Exercise details.
Extract every line below, verbatim.

Extracted information.
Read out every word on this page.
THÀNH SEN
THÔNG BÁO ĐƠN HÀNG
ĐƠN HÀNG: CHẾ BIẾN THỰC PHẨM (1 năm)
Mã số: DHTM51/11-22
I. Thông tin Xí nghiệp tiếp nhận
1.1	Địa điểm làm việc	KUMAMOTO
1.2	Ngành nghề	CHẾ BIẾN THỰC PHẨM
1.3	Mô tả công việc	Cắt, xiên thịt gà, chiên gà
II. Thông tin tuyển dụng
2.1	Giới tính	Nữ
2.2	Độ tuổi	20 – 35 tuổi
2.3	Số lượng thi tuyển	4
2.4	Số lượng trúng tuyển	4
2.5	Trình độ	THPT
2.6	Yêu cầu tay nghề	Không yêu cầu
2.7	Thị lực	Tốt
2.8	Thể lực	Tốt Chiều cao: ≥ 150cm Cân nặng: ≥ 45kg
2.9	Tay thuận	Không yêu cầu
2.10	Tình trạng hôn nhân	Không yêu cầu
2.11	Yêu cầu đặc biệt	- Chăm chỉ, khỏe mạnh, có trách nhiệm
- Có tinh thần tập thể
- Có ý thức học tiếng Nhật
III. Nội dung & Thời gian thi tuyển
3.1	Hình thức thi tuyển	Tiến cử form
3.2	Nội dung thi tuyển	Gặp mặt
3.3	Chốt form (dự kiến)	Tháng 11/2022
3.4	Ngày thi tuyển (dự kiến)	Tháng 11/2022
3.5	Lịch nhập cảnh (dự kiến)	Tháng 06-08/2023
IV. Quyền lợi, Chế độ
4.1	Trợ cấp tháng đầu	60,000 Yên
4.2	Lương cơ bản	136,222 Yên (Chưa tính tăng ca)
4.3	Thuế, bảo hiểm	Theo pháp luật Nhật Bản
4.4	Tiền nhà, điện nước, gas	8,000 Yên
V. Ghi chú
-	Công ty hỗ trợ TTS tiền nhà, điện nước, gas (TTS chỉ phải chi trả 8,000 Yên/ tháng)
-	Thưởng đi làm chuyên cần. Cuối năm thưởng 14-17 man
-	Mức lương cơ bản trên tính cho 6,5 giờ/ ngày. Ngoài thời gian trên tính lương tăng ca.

Expected answer.
Read out every word on this page.
THÀNH SEN
THÔNG BÁO ĐƠN HÀNG
ĐƠN HÀNG: CHẾ BIẾN THỰC PHẨM (1 năm)
Mã số: DHTM51/11-22
I. Thông tin Xí nghiệp tiếp nhận
1.1	Địa điểm làm việc	KUMAMOTO
1.2	Ngành nghề	CHẾ BIẾN THỰC PHẨM
1.3	Mô tả công việc	Cắt, xiên thịt gà, chiên gà
II. Thông tin tuyển dụng
2.1	Giới tính	Nữ
2.2	Độ tuổi	20 – 35 tuổi
2.3	Số lượng thi tuyển	4
2.4	Số lượng trúng tuyển	4
2.5	Trình độ	THPT
2.6	Yêu cầu tay nghề	Không yêu cầu
2.7	Thị lực	Tốt
2.8	Thể lực	Tốt Chiều cao: ≥ 150cm Cân nặng: ≥ 45kg
2.9	Tay thuận	Không yêu cầu
2.10	Tình trạng hôn nhân	Không yêu cầu
2.11	Yêu cầu đặc biệt	- Chăm chỉ, khỏe mạnh, có trách nhiệm
- Có tinh thần tập thể
- Có ý thức học tiếng Nhật
III. Nội dung & Thời gian thi tuyển
3.1	Hình thức thi tuyển	Tiến cử form
3.2	Nội dung thi tuyển	Gặp mặt
3.3	Chốt form (dự kiến)	Tháng 11/2022
3.4	Ngày thi tuyển (dự kiến)	Tháng 11/2022
3.5	Lịch nhập cảnh (dự kiến)	Tháng 06-08/2023
IV. Quyền lợi, Chế độ
4.1	Trợ cấp tháng đầu	60,000 Yên
4.2	Lương cơ bản	136,222 Yên (Chưa tính tăng ca)
4.3	Thuế, bảo hiểm	Theo pháp luật Nhật Bản
4.4	Tiền nhà, điện nước, gas	8,000 Yên
V. Ghi chú
-	Công ty hỗ trợ TTS tiền nhà, điện nước, gas (TTS chỉ phải chi trả 8,000 Yên/ tháng)
-	Thưởng đi làm chuyên cần. Cuối năm thưởng 14-17 man
-	Mức lương cơ bản trên tính cho 6,5 giờ/ ngày. Ngoài thời gian trên tính lương tăng ca.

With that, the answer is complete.